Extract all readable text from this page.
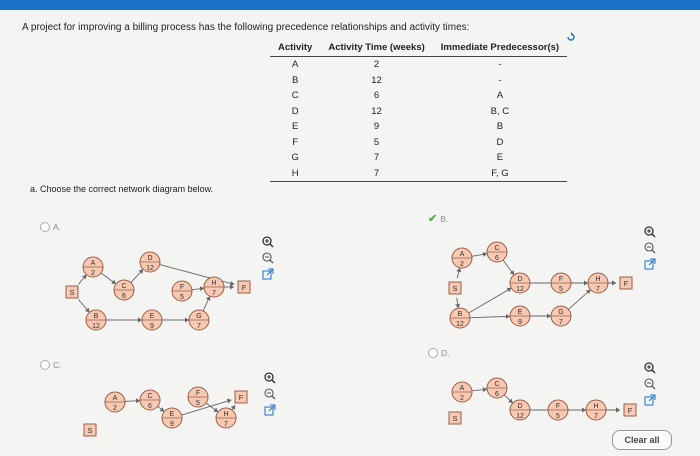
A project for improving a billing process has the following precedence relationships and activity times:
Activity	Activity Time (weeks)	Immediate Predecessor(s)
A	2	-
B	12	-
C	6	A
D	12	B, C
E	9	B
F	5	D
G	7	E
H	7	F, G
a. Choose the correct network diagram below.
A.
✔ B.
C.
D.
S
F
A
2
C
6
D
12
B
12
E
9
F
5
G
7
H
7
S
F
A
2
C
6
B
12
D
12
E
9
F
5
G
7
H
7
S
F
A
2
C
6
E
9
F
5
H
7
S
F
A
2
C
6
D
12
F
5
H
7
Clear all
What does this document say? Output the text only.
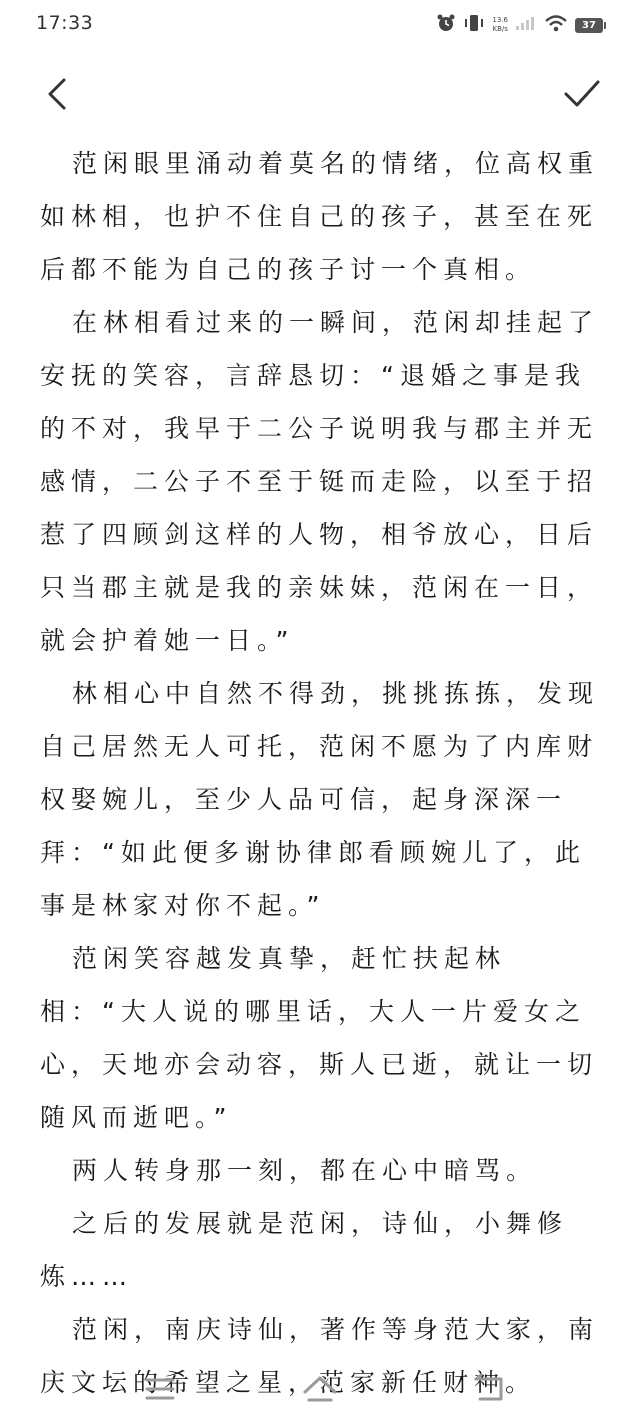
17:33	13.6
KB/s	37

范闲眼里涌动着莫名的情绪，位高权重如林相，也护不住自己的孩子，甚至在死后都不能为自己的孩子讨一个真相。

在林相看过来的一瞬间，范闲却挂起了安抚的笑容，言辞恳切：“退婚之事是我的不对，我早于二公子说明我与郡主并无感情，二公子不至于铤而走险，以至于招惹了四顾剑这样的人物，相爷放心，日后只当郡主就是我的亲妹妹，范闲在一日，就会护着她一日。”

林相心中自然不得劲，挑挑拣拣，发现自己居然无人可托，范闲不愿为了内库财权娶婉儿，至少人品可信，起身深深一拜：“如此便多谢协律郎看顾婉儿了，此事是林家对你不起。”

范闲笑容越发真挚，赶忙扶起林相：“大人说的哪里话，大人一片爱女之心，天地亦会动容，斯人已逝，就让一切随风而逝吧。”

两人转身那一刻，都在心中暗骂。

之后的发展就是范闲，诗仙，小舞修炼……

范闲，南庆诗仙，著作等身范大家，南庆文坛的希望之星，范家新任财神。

--------------------------------

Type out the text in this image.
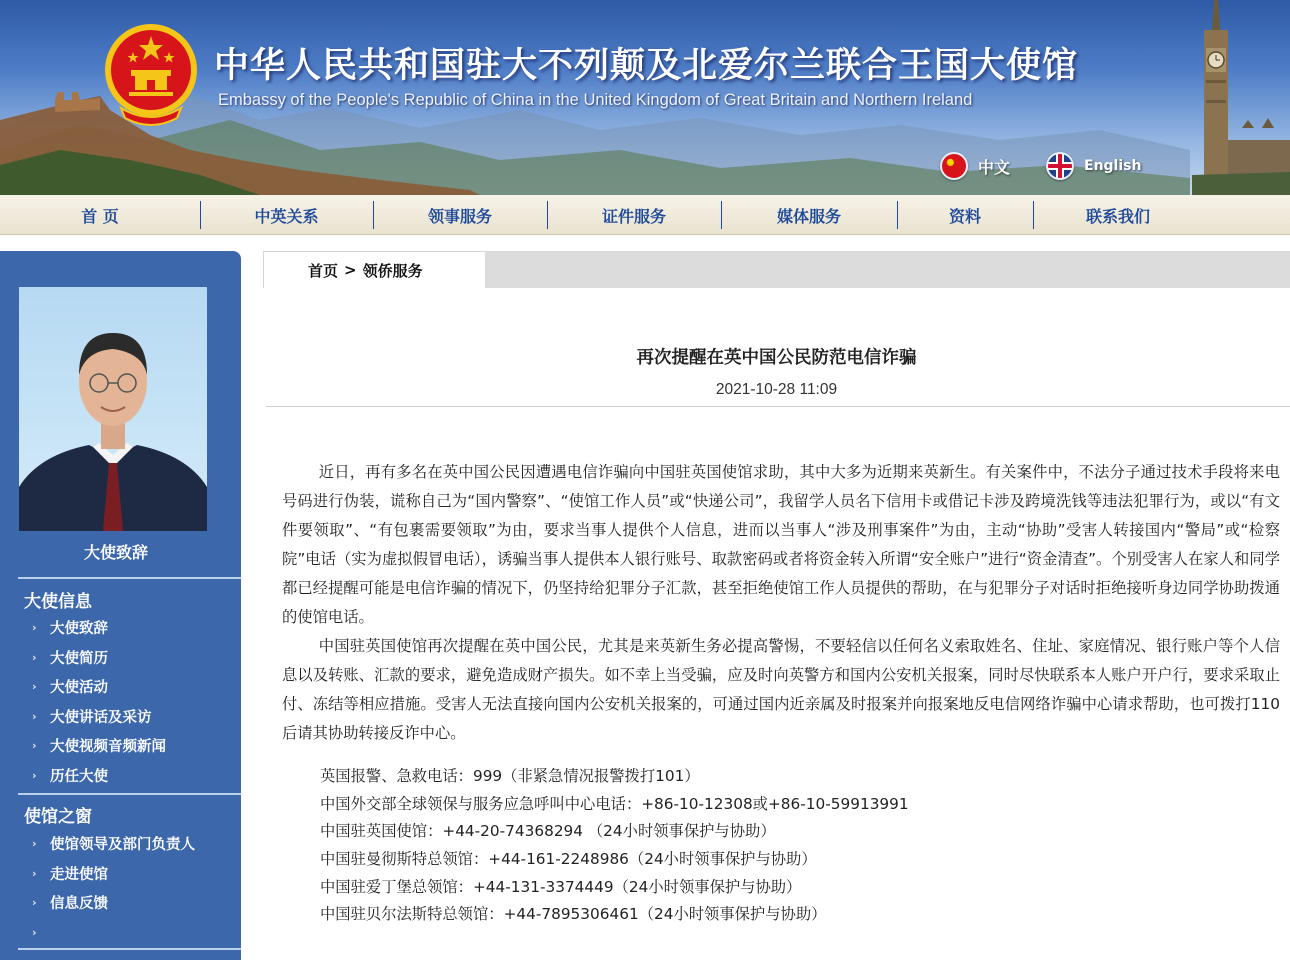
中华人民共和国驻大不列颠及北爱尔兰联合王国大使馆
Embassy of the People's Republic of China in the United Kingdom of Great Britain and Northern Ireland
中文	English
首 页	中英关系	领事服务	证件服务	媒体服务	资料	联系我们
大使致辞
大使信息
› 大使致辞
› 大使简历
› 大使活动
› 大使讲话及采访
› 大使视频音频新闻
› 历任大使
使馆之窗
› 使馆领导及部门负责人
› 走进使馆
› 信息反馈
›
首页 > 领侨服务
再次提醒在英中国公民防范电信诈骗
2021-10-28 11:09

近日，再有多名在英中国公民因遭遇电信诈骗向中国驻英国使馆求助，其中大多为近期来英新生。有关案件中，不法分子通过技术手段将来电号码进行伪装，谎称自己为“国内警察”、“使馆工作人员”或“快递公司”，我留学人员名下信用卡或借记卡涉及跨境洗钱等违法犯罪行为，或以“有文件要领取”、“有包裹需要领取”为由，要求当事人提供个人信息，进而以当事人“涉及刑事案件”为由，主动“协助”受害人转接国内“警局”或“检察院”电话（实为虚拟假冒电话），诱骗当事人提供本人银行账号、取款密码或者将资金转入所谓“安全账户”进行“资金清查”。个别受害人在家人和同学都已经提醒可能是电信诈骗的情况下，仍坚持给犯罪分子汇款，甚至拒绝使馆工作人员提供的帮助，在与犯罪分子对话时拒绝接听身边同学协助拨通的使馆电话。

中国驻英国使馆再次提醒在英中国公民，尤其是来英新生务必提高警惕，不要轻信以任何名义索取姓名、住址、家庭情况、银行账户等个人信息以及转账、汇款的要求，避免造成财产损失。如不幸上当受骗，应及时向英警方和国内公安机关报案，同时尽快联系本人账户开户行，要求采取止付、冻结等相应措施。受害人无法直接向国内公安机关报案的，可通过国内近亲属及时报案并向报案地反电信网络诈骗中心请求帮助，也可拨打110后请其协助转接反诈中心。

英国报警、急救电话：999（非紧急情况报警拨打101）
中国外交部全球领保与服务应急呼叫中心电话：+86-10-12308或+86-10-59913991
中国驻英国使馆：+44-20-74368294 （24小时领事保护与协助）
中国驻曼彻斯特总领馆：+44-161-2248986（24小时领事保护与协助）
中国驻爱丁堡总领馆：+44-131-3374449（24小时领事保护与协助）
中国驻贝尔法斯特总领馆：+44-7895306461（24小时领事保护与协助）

--------------------------------

Search the data for the string "this". List each line that has it.

Extract all readable text from this page.
What does this document say? Output the text only.
Type out the text in this image.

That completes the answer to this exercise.